>> BEGIN Material for this task
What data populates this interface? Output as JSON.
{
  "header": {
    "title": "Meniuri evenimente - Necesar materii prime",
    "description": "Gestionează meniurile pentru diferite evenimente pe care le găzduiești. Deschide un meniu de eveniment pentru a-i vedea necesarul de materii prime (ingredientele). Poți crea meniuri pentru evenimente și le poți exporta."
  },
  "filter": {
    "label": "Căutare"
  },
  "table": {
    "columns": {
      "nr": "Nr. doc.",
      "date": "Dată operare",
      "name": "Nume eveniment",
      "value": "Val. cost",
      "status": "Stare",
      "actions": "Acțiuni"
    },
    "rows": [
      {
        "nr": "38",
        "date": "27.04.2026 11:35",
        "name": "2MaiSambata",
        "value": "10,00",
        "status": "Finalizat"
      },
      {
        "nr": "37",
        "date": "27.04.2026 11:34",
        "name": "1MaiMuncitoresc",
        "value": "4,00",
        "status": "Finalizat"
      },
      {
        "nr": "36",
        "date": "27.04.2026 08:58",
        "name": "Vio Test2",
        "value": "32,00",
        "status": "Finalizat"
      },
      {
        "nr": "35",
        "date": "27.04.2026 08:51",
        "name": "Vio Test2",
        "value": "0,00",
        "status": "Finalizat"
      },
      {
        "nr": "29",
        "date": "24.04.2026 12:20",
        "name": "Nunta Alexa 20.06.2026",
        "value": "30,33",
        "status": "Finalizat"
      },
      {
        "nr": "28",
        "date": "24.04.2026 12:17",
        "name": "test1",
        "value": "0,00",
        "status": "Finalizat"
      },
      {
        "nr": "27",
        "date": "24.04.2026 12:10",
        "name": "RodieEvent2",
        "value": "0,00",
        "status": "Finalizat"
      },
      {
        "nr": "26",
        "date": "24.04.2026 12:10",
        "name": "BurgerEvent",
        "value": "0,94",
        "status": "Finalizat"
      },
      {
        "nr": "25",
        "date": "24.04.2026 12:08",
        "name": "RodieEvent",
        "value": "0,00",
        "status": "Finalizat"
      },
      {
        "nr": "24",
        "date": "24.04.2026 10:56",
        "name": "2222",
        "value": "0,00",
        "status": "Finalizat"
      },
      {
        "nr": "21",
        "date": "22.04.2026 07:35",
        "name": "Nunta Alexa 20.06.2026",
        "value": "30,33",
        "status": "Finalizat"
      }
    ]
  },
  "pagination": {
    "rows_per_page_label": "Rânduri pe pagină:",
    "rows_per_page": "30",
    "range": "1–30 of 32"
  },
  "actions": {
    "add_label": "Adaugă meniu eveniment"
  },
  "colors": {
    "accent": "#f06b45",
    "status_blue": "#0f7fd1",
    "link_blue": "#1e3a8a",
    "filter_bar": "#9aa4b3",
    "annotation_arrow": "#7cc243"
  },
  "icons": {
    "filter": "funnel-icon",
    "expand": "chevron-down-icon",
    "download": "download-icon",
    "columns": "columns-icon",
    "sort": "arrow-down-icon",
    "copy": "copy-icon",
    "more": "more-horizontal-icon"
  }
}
>> END Material for this task
Your task is to repeat the data exactly; please include every line.

What data populates this interface? Output as JSON.
{
  "header": {
    "title": "Meniuri evenimente - Necesar materii prime",
    "description": "Gestionează meniurile pentru diferite evenimente pe care le găzduiești. Deschide un meniu de eveniment pentru a-i vedea necesarul de materii prime (ingredientele). Poți crea meniuri pentru evenimente și le poți exporta."
  },
  "filter": {
    "label": "Căutare"
  },
  "table": {
    "columns": {
      "nr": "Nr. doc.",
      "date": "Dată operare",
      "name": "Nume eveniment",
      "value": "Val. cost",
      "status": "Stare",
      "actions": "Acțiuni"
    },
    "rows": [
      {
        "nr": "38",
        "date": "27.04.2026 11:35",
        "name": "2MaiSambata",
        "value": "10,00",
        "status": "Finalizat"
      },
      {
        "nr": "37",
        "date": "27.04.2026 11:34",
        "name": "1MaiMuncitoresc",
        "value": "4,00",
        "status": "Finalizat"
      },
      {
        "nr": "36",
        "date": "27.04.2026 08:58",
        "name": "Vio Test2",
        "value": "32,00",
        "status": "Finalizat"
      },
      {
        "nr": "35",
        "date": "27.04.2026 08:51",
        "name": "Vio Test2",
        "value": "0,00",
        "status": "Finalizat"
      },
      {
        "nr": "29",
        "date": "24.04.2026 12:20",
        "name": "Nunta Alexa 20.06.2026",
        "value": "30,33",
        "status": "Finalizat"
      },
      {
        "nr": "28",
        "date": "24.04.2026 12:17",
        "name": "test1",
        "value": "0,00",
        "status": "Finalizat"
      },
      {
        "nr": "27",
        "date": "24.04.2026 12:10",
        "name": "RodieEvent2",
        "value": "0,00",
        "status": "Finalizat"
      },
      {
        "nr": "26",
        "date": "24.04.2026 12:10",
        "name": "BurgerEvent",
        "value": "0,94",
        "status": "Finalizat"
      },
      {
        "nr": "25",
        "date": "24.04.2026 12:08",
        "name": "RodieEvent",
        "value": "0,00",
        "status": "Finalizat"
      },
      {
        "nr": "24",
        "date": "24.04.2026 10:56",
        "name": "2222",
        "value": "0,00",
        "status": "Finalizat"
      },
      {
        "nr": "21",
        "date": "22.04.2026 07:35",
        "name": "Nunta Alexa 20.06.2026",
        "value": "30,33",
        "status": "Finalizat"
      }
    ]
  },
  "pagination": {
    "rows_per_page_label": "Rânduri pe pagină:",
    "rows_per_page": "30",
    "range": "1–30 of 32"
  },
  "actions": {
    "add_label": "Adaugă meniu eveniment"
  },
  "colors": {
    "accent": "#f06b45",
    "status_blue": "#0f7fd1",
    "link_blue": "#1e3a8a",
    "filter_bar": "#9aa4b3",
    "annotation_arrow": "#7cc243"
  },
  "icons": {
    "filter": "funnel-icon",
    "expand": "chevron-down-icon",
    "download": "download-icon",
    "columns": "columns-icon",
    "sort": "arrow-down-icon",
    "copy": "copy-icon",
    "more": "more-horizontal-icon"
  }
}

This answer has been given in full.